▶ [What the task asks] Without the pictures, output the records below word for word.

* * * * * * *

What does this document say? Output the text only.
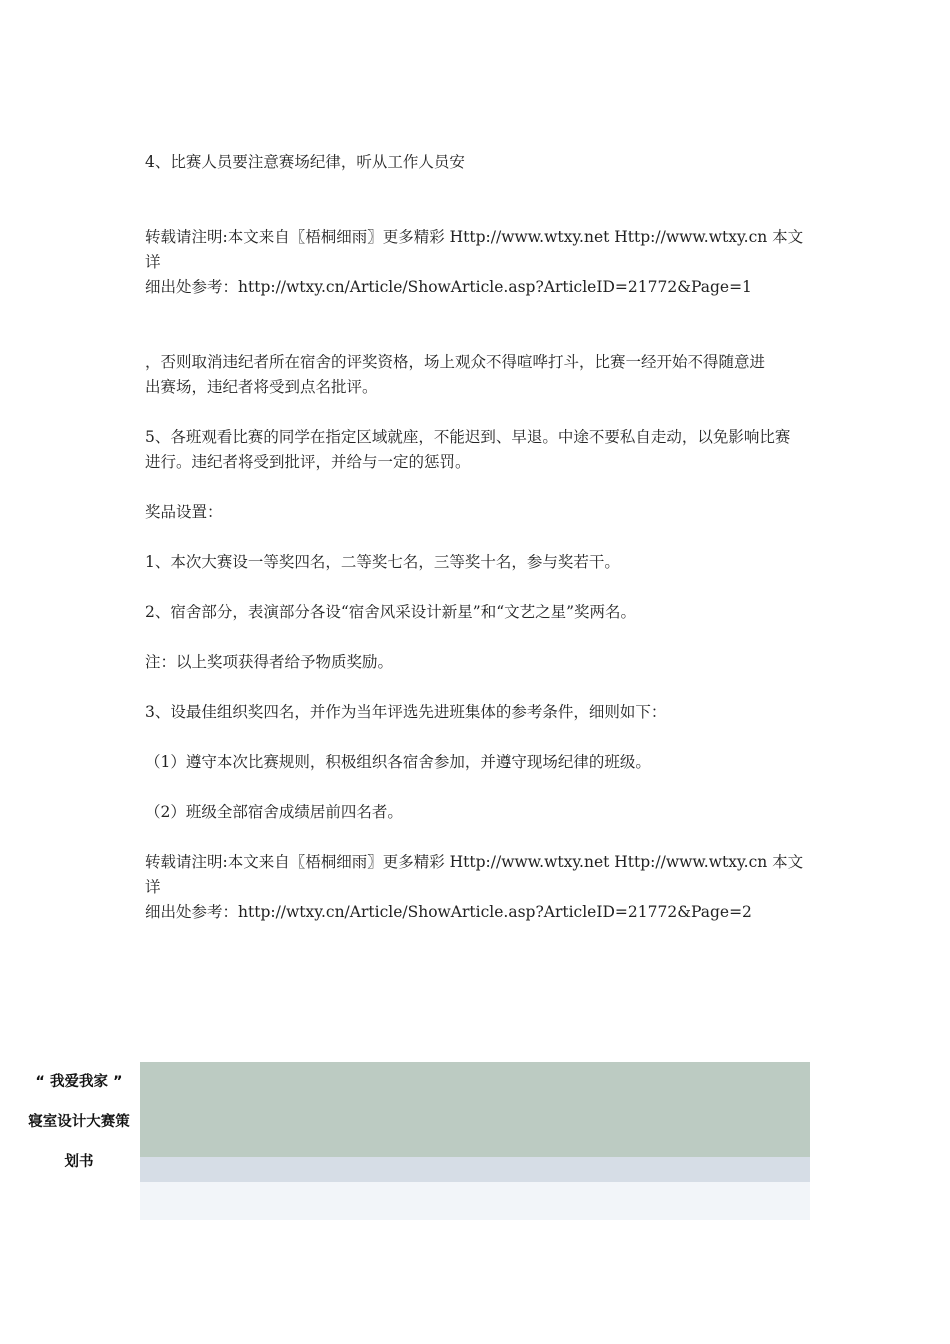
4、比赛人员要注意赛场纪律，听从工作人员安

转载请注明:本文来自〖梧桐细雨〗更多精彩 Http://www.wtxy.net Http://www.wtxy.cn 本文详
细出处参考：http://wtxy.cn/Article/ShowArticle.asp?ArticleID=21772&Page=1

，否则取消违纪者所在宿舍的评奖资格，场上观众不得喧哗打斗，比赛一经开始不得随意进
出赛场，违纪者将受到点名批评。

5、各班观看比赛的同学在指定区域就座，不能迟到、早退。中途不要私自走动，以免影响比赛
进行。违纪者将受到批评，并给与一定的惩罚。

奖品设置：

1、本次大赛设一等奖四名，二等奖七名，三等奖十名，参与奖若干。

2、宿舍部分，表演部分各设“宿舍风采设计新星”和“文艺之星”奖两名。

注：以上奖项获得者给予物质奖励。

3、设最佳组织奖四名，并作为当年评选先进班集体的参考条件，细则如下：

（1）遵守本次比赛规则，积极组织各宿舍参加，并遵守现场纪律的班级。

（2）班级全部宿舍成绩居前四名者。

转载请注明:本文来自〖梧桐细雨〗更多精彩 Http://www.wtxy.net Http://www.wtxy.cn 本文详
细出处参考：http://wtxy.cn/Article/ShowArticle.asp?ArticleID=21772&Page=2

“ 我爱我家 ”
寝室设计大赛策
划书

* * * * * * *

▶ [Completed exercise]
What does this document say? Output the text only.
4、比赛人员要注意赛场纪律，听从工作人员安

转载请注明:本文来自〖梧桐细雨〗更多精彩 Http://www.wtxy.net Http://www.wtxy.cn 本文详
细出处参考：http://wtxy.cn/Article/ShowArticle.asp?ArticleID=21772&Page=1

，否则取消违纪者所在宿舍的评奖资格，场上观众不得喧哗打斗，比赛一经开始不得随意进
出赛场，违纪者将受到点名批评。

5、各班观看比赛的同学在指定区域就座，不能迟到、早退。中途不要私自走动，以免影响比赛
进行。违纪者将受到批评，并给与一定的惩罚。

奖品设置：

1、本次大赛设一等奖四名，二等奖七名，三等奖十名，参与奖若干。

2、宿舍部分，表演部分各设“宿舍风采设计新星”和“文艺之星”奖两名。

注：以上奖项获得者给予物质奖励。

3、设最佳组织奖四名，并作为当年评选先进班集体的参考条件，细则如下：

（1）遵守本次比赛规则，积极组织各宿舍参加，并遵守现场纪律的班级。

（2）班级全部宿舍成绩居前四名者。

转载请注明:本文来自〖梧桐细雨〗更多精彩 Http://www.wtxy.net Http://www.wtxy.cn 本文详
细出处参考：http://wtxy.cn/Article/ShowArticle.asp?ArticleID=21772&Page=2

“ 我爱我家 ”
寝室设计大赛策
划书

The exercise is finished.